# PASSAGE PROVIDED

▶

I would like to extend my sincere congratulations and warm greetings to Hon. Ms. Sujata Koirala for her outstanding political achievements.

Who is Sujata Koirala?

Newly appointed Hon. Minister Ms. Sujata Koirala is a strong and active women personality of Nepal Congress Party of Nepal, who holds special expertise in national and international political arena. She has been working as a capacity of chief: International Division of Nepali Congress Party. She is executive member of central committee of Nepali Congress Party and member of Interim Parliament too. Besides, only she has got a grand opportunity to observe the evolution of political and democratic development in Nepal since her childhood by empirical observation through the eyes of G.P Koirala. She is informally in active politics since her uncle BP and father GP Koirala were actively involved in the democratic revolution in Nepal despite of living and exiled life in India and after 1990 she adopted officially active political career.

Why Sujata is appointed as a Minister?

Basically her appointment is considered as a part of state commitments towards women inclusion in the overall State affairs & decisions making system. She holds more than enough political, legal and professional capabilities and is emerging as a most eligible candidate for Minister, in the Nepali Congress Party and nation too. Before blaming her as a part of nepotism or favouritism, one can also compare her with other existing and past women members of minister council. Obviously, she would be more eligible than others (7 indicators to conclude this.)

Beginning of political affiliation and activities, academic ground, professional capability, contribution for social development and welfare (She has been contributing more than the local State mechanisms through her NGOs/charity/foundations in various sector and part of Nepal), capabilities of international relation and political diplomacy, political and social hold in respective area and sector, popularity in national and international affairs, & Personal and political performance.

However, these comparisons must be based on the span of age and his/her achieved political productivity.

What are her major exclusive political contributions in Nepali Congress Party?

A. She must be congratulated for the greater role and contribution in women empowerment, and women mainstreaming works inside the parliament, government and her own male-dominated traditional political party of Nepal. B. She must be accredited for the Institutional development and internationalization of Nepali Congress party and its mechanisms. C. Her one of the major achievement is constitution and effective expansion of the various wings of Nepali Congress Party in various part of the world including Europe. D. She is only one the non-Madheshi central members of Nepali Congress Party who has been boldly raising and advocating the Madheshi and issue of minorities ethnic groups and harmoniously coordinating with various Madheshi and other ethnic leaders and parties to resolve the contemporary ethnic issues. & E. She has been maintaining very good relations with various donor agencies, global renowned personalities, international political leaders, diplomats and institutions on behalf of the Nepal Congress Party.

What are her major strengths for her political career?

A. She became top-brass women political national leader; B. She has an exceptional political backup C. She has a greater sympathy from women, and new generation’s political cadres and their supporters; D. She has one of the most strong and productive national and international political network and access E. She has emerged as a successor of existing Head of the State/Government, F. She has a strong political hold among the people and specially with the voters in respective constituency, & G decades long direct and active affiliations in social service, welfare and development through NGOs are also considered as her huge political strength

What are her major weaknesses?

◀

# SET TASKS
**1.** From the piece on Sujata Koirala, print the portion starting with "Basically her appointment" and going on through "to conclude this.)".
**2.** Summarize the piece on Sujata Koirala in two sentences.

# Element location listings
▶

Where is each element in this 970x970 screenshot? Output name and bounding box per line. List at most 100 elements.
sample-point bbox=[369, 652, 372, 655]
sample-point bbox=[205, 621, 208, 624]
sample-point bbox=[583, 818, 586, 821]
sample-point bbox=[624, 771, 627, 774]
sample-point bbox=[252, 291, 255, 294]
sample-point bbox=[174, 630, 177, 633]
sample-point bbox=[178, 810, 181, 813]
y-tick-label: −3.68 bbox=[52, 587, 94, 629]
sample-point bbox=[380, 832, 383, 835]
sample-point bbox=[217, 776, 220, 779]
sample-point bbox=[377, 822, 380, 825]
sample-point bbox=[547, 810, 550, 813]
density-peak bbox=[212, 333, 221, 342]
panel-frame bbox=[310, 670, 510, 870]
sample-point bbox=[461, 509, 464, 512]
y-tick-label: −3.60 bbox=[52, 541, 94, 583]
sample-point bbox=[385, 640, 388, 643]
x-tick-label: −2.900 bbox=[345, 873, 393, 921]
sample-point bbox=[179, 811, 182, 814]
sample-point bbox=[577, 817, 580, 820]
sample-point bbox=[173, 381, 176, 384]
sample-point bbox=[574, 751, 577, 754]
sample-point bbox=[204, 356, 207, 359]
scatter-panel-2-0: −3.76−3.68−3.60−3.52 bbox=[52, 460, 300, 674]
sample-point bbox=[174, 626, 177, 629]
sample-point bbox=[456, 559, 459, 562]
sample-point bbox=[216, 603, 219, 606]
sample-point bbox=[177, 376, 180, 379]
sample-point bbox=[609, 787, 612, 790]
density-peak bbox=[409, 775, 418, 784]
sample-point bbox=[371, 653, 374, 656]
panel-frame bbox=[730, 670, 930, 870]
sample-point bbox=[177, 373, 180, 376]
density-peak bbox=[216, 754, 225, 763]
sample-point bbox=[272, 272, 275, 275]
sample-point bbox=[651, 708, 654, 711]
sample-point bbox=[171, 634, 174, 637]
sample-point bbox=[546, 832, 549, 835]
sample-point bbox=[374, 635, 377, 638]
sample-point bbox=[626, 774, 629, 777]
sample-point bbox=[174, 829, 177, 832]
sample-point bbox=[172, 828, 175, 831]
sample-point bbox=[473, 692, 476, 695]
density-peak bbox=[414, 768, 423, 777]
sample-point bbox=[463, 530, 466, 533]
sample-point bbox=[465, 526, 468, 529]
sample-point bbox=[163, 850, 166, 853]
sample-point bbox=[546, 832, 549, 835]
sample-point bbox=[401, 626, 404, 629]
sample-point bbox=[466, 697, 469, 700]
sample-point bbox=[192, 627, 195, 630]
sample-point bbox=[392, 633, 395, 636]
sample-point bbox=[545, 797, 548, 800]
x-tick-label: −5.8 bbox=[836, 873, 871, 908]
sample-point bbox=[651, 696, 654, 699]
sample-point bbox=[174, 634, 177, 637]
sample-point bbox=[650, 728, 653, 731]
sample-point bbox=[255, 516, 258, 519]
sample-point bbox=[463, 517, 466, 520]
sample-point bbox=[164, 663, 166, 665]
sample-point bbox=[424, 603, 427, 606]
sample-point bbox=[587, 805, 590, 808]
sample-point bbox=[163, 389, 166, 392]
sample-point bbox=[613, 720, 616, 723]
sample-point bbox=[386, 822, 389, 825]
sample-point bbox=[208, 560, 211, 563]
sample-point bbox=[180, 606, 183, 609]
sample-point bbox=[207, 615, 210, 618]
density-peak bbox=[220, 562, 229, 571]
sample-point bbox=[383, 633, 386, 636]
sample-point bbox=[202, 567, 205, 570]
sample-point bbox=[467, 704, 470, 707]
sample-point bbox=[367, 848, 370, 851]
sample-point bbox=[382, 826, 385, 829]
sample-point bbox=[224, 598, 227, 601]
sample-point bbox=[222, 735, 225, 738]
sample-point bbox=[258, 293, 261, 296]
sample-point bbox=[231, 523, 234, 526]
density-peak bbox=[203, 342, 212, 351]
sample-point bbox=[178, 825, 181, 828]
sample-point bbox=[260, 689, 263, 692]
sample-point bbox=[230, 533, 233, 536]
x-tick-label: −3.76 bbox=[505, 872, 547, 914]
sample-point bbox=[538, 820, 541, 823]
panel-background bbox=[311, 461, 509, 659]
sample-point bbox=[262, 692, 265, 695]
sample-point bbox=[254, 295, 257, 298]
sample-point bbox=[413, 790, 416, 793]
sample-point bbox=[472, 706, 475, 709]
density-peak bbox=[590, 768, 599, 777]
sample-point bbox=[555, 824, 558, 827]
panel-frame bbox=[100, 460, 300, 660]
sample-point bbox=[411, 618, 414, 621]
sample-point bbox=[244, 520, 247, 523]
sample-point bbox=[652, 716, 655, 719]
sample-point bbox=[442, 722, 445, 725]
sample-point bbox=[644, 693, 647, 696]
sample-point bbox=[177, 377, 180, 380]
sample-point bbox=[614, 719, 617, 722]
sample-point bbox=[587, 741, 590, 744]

◀

# THE SOLUTIONS
**1.**
Basically her appointment is considered as a part of state commitments towards women inclusion in the overall State affairs & decisions making system. She holds more than enough political, legal and professional capabilities and is emerging as a most eligible candidate for Minister, in the Nepali Congress Party and nation too. Before blaming her as a part of nepotism or favouritism, one can also compare her with other existing and past women members of minister council. Obviously, she would be more eligible than others (7 indicators to conclude this.)

**2.** Sujata Koirala, a newly appointed minister, is described as an active woman leader of the Nepali Congress Party who heads its International Division, sits on its central committee and is a member of the Interim Parliament. Her appointment is presented as part of the state's commitment to including women in state affairs, and the piece credits her with advancing women's empowerment, internationalizing the party and advocating Madheshi and minority issues, while naming strengths such as her political network and her long involvement in social service through NGOs.